— Begin Data supplied —
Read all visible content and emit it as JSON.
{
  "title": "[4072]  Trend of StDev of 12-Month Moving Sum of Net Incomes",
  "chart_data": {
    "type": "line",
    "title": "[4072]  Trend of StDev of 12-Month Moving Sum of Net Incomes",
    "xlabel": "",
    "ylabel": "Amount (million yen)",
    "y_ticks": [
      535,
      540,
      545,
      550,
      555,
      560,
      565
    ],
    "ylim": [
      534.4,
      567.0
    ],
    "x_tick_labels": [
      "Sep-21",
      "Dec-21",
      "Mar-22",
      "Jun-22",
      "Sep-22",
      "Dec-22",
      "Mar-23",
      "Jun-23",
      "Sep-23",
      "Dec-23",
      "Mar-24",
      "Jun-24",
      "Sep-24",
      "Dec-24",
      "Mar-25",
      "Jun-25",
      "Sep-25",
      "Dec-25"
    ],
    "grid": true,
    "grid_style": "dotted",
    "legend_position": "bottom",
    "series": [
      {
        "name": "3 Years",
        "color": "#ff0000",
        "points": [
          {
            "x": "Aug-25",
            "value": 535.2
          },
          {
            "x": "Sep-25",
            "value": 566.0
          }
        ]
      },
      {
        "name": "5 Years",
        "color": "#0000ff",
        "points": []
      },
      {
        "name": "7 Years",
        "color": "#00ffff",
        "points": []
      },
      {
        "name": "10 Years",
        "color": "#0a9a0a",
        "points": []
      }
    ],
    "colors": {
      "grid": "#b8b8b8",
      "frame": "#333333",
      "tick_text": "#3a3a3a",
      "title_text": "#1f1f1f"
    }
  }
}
— End Data supplied —
Given request ▸
Collect each line holding the string "Month".

Written solution ▸
  "title": "[4072]  Trend of StDev of 12-Month Moving Sum of Net Incomes",
    "title": "[4072]  Trend of StDev of 12-Month Moving Sum of Net Incomes",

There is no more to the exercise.